● Task brief
Lines that hold the word "description" should be located and copied.

'''

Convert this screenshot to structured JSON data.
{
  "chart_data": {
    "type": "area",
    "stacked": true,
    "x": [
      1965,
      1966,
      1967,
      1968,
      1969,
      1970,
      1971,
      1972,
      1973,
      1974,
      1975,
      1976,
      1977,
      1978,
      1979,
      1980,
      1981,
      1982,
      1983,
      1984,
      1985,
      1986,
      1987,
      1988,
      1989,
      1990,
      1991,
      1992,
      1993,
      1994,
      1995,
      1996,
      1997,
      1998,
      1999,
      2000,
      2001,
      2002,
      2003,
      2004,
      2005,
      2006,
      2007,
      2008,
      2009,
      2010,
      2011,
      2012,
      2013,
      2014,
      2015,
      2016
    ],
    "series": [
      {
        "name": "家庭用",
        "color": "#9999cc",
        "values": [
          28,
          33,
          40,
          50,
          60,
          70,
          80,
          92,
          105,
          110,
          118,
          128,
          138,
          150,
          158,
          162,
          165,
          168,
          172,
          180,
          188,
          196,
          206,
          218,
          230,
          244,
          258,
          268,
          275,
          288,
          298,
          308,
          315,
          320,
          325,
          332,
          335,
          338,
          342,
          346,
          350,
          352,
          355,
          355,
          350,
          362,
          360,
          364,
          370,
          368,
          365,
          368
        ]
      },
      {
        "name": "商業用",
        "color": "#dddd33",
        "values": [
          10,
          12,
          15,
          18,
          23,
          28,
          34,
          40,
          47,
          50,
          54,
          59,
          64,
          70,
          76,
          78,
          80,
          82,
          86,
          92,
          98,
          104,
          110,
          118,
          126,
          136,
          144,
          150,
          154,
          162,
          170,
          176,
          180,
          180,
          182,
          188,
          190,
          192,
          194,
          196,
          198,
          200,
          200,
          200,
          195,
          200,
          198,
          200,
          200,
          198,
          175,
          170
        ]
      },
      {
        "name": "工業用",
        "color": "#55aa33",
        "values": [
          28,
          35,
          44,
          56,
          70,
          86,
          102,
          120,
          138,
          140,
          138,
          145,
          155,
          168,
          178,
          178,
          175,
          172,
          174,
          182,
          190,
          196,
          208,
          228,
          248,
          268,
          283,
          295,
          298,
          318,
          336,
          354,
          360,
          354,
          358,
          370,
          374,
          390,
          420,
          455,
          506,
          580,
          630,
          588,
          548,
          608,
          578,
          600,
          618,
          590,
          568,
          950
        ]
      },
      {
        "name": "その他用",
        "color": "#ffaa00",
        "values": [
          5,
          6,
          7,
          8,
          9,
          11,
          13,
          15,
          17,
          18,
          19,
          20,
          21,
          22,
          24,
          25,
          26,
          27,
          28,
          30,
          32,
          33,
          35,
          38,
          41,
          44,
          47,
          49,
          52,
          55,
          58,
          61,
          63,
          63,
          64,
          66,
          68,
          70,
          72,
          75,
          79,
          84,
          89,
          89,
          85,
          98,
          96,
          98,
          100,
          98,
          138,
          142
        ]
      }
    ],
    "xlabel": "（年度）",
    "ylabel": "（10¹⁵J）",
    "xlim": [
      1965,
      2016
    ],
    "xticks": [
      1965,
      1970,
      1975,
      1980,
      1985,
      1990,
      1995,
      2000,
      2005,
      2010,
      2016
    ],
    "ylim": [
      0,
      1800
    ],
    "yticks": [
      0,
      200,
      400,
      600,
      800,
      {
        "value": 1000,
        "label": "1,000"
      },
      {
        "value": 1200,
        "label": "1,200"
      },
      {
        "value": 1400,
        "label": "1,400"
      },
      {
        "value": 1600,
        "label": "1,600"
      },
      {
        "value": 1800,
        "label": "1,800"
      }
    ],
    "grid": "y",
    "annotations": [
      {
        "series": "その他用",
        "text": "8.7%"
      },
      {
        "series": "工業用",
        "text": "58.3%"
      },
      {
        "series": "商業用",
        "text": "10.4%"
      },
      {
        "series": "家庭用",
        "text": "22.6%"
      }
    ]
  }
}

'''
'''

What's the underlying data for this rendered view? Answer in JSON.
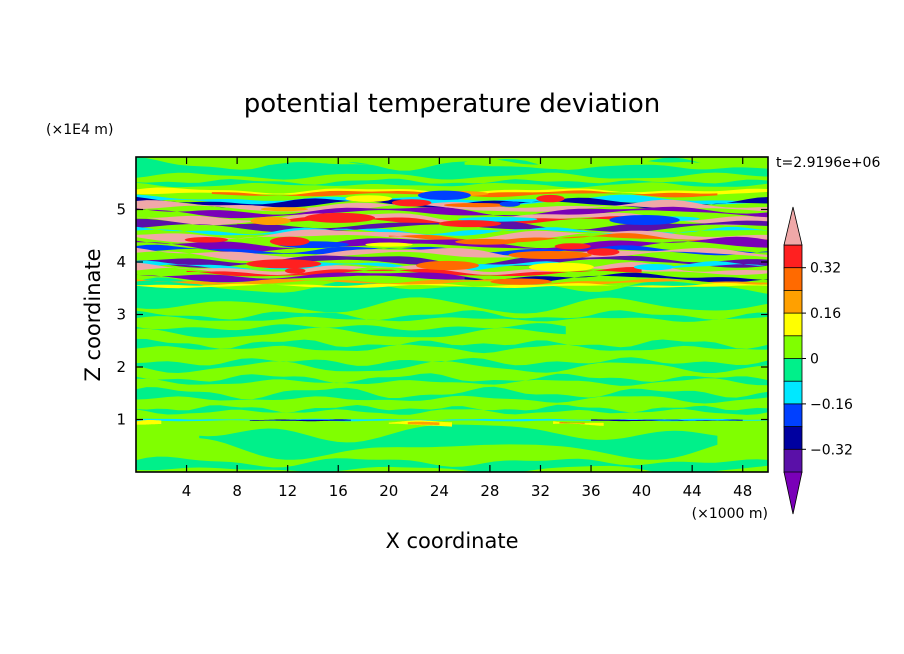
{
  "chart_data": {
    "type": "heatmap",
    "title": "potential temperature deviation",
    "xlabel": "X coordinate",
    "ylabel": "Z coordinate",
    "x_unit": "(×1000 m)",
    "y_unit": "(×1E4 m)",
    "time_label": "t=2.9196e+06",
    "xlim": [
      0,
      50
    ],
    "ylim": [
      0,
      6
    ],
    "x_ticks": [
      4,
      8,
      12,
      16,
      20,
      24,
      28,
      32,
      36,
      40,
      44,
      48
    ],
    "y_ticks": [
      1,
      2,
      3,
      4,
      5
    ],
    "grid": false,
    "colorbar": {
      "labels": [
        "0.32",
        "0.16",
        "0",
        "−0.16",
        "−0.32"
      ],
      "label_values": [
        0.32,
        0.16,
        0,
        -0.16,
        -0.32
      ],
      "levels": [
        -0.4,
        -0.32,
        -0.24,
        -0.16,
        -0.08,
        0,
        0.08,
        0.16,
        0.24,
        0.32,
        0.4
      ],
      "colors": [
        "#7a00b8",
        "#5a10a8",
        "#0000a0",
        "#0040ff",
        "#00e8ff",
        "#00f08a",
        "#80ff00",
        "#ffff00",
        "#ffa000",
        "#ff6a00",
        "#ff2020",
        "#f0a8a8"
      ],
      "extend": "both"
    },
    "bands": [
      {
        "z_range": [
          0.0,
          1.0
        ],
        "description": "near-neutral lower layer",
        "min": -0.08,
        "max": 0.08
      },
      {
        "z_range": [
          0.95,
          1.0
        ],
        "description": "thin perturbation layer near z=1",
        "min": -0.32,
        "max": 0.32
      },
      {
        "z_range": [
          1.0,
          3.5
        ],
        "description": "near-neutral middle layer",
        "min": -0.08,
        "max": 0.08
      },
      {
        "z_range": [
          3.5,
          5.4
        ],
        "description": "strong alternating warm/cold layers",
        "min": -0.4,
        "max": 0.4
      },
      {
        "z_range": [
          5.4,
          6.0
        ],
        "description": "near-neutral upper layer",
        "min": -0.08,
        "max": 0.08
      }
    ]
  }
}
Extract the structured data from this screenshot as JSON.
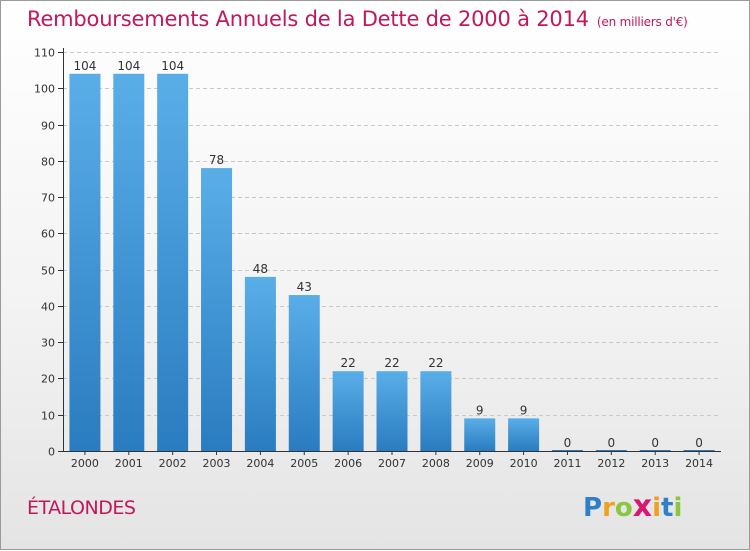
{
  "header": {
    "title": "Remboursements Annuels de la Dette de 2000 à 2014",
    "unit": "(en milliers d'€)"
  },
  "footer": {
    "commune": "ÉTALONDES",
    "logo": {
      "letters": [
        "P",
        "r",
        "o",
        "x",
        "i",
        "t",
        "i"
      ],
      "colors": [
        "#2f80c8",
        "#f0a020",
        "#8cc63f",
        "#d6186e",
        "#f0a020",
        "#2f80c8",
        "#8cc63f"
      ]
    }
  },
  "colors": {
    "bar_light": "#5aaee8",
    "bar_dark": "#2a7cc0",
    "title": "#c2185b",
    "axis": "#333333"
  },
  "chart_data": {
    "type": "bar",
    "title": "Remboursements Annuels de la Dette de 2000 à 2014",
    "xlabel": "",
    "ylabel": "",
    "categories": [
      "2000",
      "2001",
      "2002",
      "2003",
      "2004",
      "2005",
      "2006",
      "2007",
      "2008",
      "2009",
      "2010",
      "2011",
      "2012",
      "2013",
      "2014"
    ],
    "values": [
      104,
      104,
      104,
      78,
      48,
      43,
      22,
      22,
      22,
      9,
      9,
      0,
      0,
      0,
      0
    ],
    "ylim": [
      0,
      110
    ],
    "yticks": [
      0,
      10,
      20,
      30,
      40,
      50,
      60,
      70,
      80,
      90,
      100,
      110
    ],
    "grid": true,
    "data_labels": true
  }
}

'''

● Finished exercise
        "description": "near-neutral lower layer",
        "description": "thin perturbation layer near z=1",
        "description": "near-neutral middle layer",
        "description": "strong alternating warm/cold layers",
        "description": "near-neutral upper layer",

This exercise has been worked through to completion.